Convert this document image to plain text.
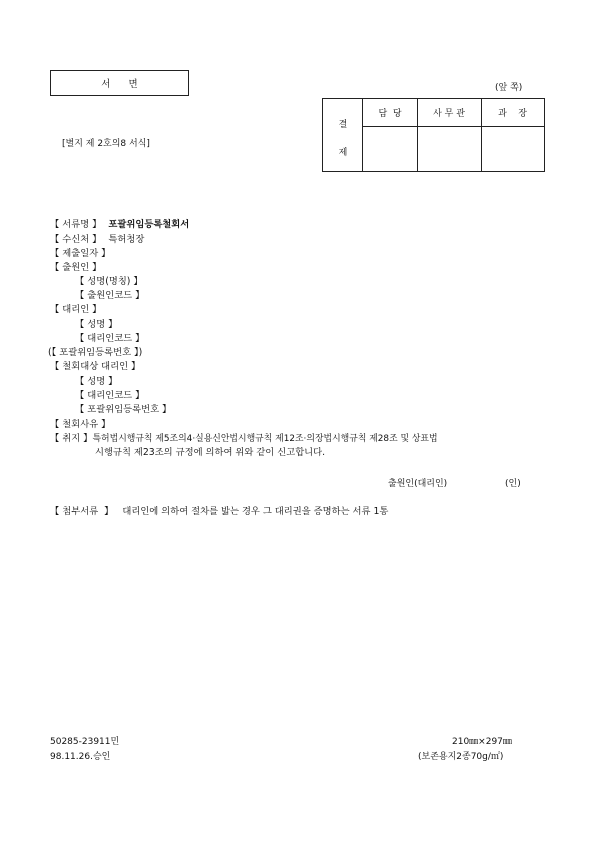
서      면	(앞 쪽)
[별지 제 2호의8 서식]
결
제
담  당	사 무 관	과    장
【 서류명 】 포괄위임등록철회서
【 수신처 】 특허청장
【 제출일자 】
【 출원인 】
【 성명(명칭) 】
【 출원인코드 】
【 대리인 】
【 성명 】
【 대리인코드 】
(【 포괄위임등록번호 】)
【 철회대상 대리인 】
【 성명 】
【 대리인코드 】
【 포괄위임등록번호 】
【 철회사유 】
【 취지 】특허법시행규칙 제5조의4·실용신안법시행규칙 제12조·의장법시행규칙 제28조 및 상표법
시행규칙 제23조의 규정에 의하여 위와 같이 신고합니다.
출원인(대리인)	(인)
【 첨부서류  】 대리인에 의하여 절차를 밟는 경우 그 대리권을 증명하는 서류 1통
50285-23911민
98.11.26.승인
210㎜×297㎜
(보존용지2종70g/㎡)
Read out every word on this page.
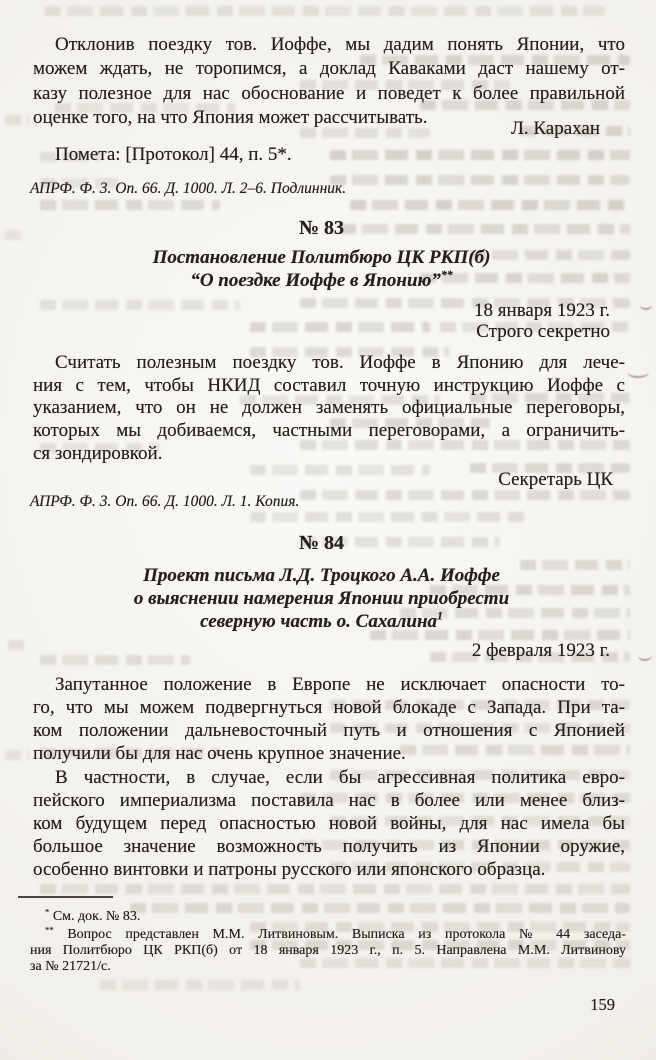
Отклонив поездку тов. Иоффе, мы дадим понять Японии, что
можем ждать, не торопимся, а доклад Каваками даст нашему от-
казу полезное для нас обоснование и поведет к более правильной
оценке того, на что Япония может рассчитывать.
Л. Карахан
Помета: [Протокол] 44, п. 5*.
АПРФ. Ф. 3. Оп. 66. Д. 1000. Л. 2–6. Подлинник.
№ 83
Постановление Политбюро ЦК РКП(б)
“О поездке Иоффе в Японию”**
18 января 1923 г.
Строго секретно
Считать полезным поездку тов. Иоффе в Японию для лече-
ния с тем, чтобы НКИД составил точную инструкцию Иоффе с
указанием, что он не должен заменять официальные переговоры,
которых мы добиваемся, частными переговорами, а ограничить-
ся зондировкой.
Секретарь ЦК
АПРФ. Ф. 3. Оп. 66. Д. 1000. Л. 1. Копия.
№ 84
Проект письма Л.Д. Троцкого А.А. Иоффе
о выяснении намерения Японии приобрести
северную часть о. Сахалина$^1$
2 февраля 1923 г.
Запутанное положение в Европе не исключает опасности то-
го, что мы можем подвергнуться новой блокаде с Запада. При та-
ком положении дальневосточный путь и отношения с Японией
получили бы для нас очень крупное значение.
В частности, в случае, если бы агрессивная политика евро-
пейского империализма поставила нас в более или менее близ-
ком будущем перед опасностью новой войны, для нас имела бы
большое значение возможность получить из Японии оружие,
особенно винтовки и патроны русского или японского образца.
* См. док. № 83.
** Вопрос представлен М.М. Литвиновым. Выписка из протокола № 44 заседа-
ния Политбюро ЦК РКП(б) от 18 января 1923 г., п. 5. Направлена М.М. Литвинову
за № 21721/с.
159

^^^^^^^^^^^^^^^^

## STATED GOAL
Copy the records above exactly. The pictures are not part of the copy.

## COMPLETE ANSWER
Convert this document image to plain text.
서      면	(앞 쪽)
[별지 제 2호의8 서식]
결
제
담  당	사 무 관	과    장
【 서류명 】 포괄위임등록철회서
【 수신처 】 특허청장
【 제출일자 】
【 출원인 】
【 성명(명칭) 】
【 출원인코드 】
【 대리인 】
【 성명 】
【 대리인코드 】
(【 포괄위임등록번호 】)
【 철회대상 대리인 】
【 성명 】
【 대리인코드 】
【 포괄위임등록번호 】
【 철회사유 】
【 취지 】특허법시행규칙 제5조의4·실용신안법시행규칙 제12조·의장법시행규칙 제28조 및 상표법
시행규칙 제23조의 규정에 의하여 위와 같이 신고합니다.
출원인(대리인)	(인)
【 첨부서류  】 대리인에 의하여 절차를 밟는 경우 그 대리권을 증명하는 서류 1통
50285-23911민
98.11.26.승인
210㎜×297㎜
(보존용지2종70g/㎡)
Read out every word on this page.
Отклонив поездку тов. Иоффе, мы дадим понять Японии, что
можем ждать, не торопимся, а доклад Каваками даст нашему от-
казу полезное для нас обоснование и поведет к более правильной
оценке того, на что Япония может рассчитывать.
Л. Карахан
Помета: [Протокол] 44, п. 5*.
АПРФ. Ф. 3. Оп. 66. Д. 1000. Л. 2–6. Подлинник.
№ 83
Постановление Политбюро ЦК РКП(б)
“О поездке Иоффе в Японию”**
18 января 1923 г.
Строго секретно
Считать полезным поездку тов. Иоффе в Японию для лече-
ния с тем, чтобы НКИД составил точную инструкцию Иоффе с
указанием, что он не должен заменять официальные переговоры,
которых мы добиваемся, частными переговорами, а ограничить-
ся зондировкой.
Секретарь ЦК
АПРФ. Ф. 3. Оп. 66. Д. 1000. Л. 1. Копия.
№ 84
Проект письма Л.Д. Троцкого А.А. Иоффе
о выяснении намерения Японии приобрести
северную часть о. Сахалина$^1$
2 февраля 1923 г.
Запутанное положение в Европе не исключает опасности то-
го, что мы можем подвергнуться новой блокаде с Запада. При та-
ком положении дальневосточный путь и отношения с Японией
получили бы для нас очень крупное значение.
В частности, в случае, если бы агрессивная политика евро-
пейского империализма поставила нас в более или менее близ-
ком будущем перед опасностью новой войны, для нас имела бы
большое значение возможность получить из Японии оружие,
особенно винтовки и патроны русского или японского образца.
* См. док. № 83.
** Вопрос представлен М.М. Литвиновым. Выписка из протокола № 44 заседа-
ния Политбюро ЦК РКП(б) от 18 января 1923 г., п. 5. Направлена М.М. Литвинову
за № 21721/с.
159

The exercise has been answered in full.